[[ Page extract, beginning ]]
Purpose of the Study:

  • To investigate if combining DTA and PCA enhances predictive accuracy for SES compared to PCA alone.
  • To explore the utility of using significant loading indicators (SLIs) from PCA within a DTA-PCA framework to simplify SES predictors without sacrificing accuracy.
  • To assess the predictive accuracy of these novel SES composites for dental caries.

Main Methods:

  • Analyzed 12 SES indicators from 2,182 children in the SMILE birth cohort study.
  • Developed five SES composites: DTA-only, PCA-only (full component and SLIs), and DTA-PCA (full component and SLIs).
  • Evaluated predictive accuracy for dental caries using root mean squared error with 5-fold cross-validation.

Main Results:

  • DTA-PCA combined SES composites showed superior predictive accuracy for dental caries over PCA-only methods.
  • The DTA-PCA approach using SLIs outperformed PCA with the full component and was non-inferior to the DTA-only method.
  • This hybrid method effectively simplified SES predictors while maintaining or improving predictive performance.
[[ Page extract, end ]]
Problems to work on:
(1) Translate this sentence from the study summary above into Spanish: "The DTA-PCA approach using SLIs outperformed PCA with the full component and was non-inferior to the DTA-only method."
(2) Decide whether each statement agrees with the study summary above. Answer yes or no, and quote the words that settle it.
(a) The analysis drew on 12 SES indicators from 2,182 children.
(b) Predictive accuracy was evaluated with 10-fold cross-validation.
(c) PCA-only composites predicted dental caries better than DTA-PCA composites.
(3) According to the study summary above, how many SES composites were developed?
[[ Source material, beginning ]]
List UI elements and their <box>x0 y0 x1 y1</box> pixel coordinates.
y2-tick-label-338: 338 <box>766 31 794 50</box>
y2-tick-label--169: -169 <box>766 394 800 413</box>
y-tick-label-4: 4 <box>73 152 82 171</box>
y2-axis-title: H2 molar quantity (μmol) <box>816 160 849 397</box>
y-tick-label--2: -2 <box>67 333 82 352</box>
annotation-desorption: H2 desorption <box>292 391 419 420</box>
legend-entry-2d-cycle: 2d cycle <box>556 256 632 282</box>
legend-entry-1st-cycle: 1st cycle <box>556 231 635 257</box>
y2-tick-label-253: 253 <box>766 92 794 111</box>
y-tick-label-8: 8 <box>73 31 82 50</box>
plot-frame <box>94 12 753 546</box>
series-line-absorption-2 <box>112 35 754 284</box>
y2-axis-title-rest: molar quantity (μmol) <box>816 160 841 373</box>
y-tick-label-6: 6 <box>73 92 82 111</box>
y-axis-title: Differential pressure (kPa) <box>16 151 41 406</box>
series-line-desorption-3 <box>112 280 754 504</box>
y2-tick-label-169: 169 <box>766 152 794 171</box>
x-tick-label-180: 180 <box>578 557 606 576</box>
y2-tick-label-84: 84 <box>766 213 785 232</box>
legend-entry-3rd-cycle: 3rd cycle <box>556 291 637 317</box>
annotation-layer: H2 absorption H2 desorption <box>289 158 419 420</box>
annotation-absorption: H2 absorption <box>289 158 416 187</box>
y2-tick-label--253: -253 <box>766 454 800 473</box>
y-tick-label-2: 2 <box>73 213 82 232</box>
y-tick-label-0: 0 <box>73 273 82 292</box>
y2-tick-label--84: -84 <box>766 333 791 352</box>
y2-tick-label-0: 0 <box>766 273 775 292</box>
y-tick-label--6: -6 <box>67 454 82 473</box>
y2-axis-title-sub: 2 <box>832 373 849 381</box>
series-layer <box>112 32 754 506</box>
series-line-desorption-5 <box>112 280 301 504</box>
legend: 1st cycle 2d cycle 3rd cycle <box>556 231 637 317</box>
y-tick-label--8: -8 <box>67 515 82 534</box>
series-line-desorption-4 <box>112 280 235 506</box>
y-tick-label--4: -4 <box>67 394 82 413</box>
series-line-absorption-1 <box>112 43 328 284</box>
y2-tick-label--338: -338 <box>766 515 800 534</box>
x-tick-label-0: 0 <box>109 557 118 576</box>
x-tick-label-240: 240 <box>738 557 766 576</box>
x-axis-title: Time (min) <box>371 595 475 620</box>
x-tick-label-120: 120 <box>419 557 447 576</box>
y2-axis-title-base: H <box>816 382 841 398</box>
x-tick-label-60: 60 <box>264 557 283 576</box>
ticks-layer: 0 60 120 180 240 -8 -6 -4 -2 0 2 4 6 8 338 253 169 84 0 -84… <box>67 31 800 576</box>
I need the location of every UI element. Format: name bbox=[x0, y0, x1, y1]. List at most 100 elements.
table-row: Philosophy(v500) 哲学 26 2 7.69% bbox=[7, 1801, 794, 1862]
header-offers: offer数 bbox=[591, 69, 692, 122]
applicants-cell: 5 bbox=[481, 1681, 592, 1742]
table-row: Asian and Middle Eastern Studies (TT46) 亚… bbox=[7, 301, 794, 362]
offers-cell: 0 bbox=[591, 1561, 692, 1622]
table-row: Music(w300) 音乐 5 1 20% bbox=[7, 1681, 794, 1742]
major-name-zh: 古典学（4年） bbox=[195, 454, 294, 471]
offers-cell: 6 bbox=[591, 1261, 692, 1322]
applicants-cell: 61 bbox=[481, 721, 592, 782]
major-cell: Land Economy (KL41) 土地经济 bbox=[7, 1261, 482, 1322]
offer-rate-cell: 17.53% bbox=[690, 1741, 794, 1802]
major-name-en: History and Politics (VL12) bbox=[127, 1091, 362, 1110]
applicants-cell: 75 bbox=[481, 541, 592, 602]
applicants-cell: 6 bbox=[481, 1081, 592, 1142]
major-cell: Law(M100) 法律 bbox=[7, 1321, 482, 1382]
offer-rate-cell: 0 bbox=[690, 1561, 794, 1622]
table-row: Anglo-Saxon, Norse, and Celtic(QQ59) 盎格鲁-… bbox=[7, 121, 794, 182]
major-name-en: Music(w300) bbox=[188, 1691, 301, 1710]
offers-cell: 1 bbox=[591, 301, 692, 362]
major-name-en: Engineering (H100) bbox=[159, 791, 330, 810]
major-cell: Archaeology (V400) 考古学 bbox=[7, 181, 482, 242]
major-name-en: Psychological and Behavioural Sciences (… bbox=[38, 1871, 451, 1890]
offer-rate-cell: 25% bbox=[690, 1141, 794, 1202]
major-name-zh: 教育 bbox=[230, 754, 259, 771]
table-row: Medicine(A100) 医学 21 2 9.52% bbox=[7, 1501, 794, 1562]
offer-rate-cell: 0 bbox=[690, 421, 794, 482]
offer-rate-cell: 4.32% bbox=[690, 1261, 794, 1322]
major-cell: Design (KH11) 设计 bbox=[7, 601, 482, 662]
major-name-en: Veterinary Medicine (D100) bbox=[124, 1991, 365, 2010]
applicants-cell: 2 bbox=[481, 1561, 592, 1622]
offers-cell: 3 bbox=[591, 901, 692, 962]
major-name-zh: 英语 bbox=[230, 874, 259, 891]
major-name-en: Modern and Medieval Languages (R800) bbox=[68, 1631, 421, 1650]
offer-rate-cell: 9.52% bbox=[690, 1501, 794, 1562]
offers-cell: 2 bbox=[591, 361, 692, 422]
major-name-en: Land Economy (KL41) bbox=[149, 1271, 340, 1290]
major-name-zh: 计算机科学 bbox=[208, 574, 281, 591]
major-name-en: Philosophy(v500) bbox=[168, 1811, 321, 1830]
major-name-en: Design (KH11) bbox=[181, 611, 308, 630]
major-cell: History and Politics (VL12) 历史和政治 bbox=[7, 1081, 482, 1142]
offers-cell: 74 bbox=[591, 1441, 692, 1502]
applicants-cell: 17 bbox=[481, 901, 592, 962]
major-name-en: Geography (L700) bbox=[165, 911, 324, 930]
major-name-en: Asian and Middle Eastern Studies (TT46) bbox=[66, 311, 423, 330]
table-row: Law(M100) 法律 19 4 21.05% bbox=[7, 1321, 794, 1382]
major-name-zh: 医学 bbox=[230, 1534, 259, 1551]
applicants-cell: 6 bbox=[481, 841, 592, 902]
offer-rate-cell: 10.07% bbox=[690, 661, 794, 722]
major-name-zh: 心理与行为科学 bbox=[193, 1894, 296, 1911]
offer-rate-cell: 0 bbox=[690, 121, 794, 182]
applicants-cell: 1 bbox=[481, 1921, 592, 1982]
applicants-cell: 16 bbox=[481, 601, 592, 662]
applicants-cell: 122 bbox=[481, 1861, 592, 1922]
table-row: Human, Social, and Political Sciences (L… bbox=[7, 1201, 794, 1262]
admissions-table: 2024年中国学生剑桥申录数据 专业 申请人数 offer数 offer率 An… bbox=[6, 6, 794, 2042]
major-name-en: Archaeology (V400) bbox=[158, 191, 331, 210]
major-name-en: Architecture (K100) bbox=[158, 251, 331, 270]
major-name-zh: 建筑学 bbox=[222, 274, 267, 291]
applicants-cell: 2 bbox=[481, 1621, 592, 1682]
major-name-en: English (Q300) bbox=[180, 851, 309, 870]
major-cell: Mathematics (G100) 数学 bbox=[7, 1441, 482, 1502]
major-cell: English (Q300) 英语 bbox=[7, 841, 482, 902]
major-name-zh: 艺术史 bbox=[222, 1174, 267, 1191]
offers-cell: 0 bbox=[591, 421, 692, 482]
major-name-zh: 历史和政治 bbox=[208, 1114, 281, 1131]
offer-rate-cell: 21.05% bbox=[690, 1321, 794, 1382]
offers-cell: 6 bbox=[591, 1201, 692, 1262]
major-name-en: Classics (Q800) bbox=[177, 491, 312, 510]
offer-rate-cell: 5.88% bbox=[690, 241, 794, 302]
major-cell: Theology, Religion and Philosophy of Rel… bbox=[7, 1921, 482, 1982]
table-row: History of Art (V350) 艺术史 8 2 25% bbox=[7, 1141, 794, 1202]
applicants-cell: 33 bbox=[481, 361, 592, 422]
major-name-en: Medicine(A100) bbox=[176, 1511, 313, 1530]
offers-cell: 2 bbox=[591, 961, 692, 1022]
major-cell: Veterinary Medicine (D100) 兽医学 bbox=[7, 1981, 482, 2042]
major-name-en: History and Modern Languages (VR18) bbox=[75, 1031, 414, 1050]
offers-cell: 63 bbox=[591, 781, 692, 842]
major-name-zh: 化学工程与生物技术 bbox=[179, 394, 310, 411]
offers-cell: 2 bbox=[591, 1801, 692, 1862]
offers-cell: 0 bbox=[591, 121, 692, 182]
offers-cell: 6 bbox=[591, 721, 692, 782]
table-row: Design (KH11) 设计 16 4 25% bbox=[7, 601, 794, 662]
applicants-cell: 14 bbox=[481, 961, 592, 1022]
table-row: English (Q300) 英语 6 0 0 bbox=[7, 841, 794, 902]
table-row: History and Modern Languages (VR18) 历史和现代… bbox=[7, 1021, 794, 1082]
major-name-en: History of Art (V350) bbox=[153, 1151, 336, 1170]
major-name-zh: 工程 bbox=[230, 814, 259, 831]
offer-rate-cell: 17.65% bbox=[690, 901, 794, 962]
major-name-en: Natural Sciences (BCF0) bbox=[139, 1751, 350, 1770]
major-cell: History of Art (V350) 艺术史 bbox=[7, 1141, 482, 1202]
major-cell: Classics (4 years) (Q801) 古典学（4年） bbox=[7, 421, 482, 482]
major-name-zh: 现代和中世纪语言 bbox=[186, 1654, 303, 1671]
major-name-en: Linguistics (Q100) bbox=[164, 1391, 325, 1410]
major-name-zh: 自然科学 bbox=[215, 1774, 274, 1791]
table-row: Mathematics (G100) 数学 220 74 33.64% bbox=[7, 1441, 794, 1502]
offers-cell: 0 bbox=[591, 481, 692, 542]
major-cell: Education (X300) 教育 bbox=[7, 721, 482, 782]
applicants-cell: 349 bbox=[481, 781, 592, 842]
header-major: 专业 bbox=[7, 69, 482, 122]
[[ Source material, end ]]
Responses to the exercise:
(1) El enfoque DTA-PCA que utiliza SLI superó al PCA con el componente completo y no fue inferior al método basado solo en DTA.

(2)
(a) Yes: "Analyzed 12 SES indicators from 2,182 children in the SMILE birth cohort study."
(b) No: "using root mean squared error with 5-fold cross-validation."
(c) No: "DTA-PCA combined SES composites showed superior predictive accuracy for dental caries over PCA-only methods."

(3) Five: DTA-only, PCA-only (full component and SLIs), and DTA-PCA (full component and SLIs).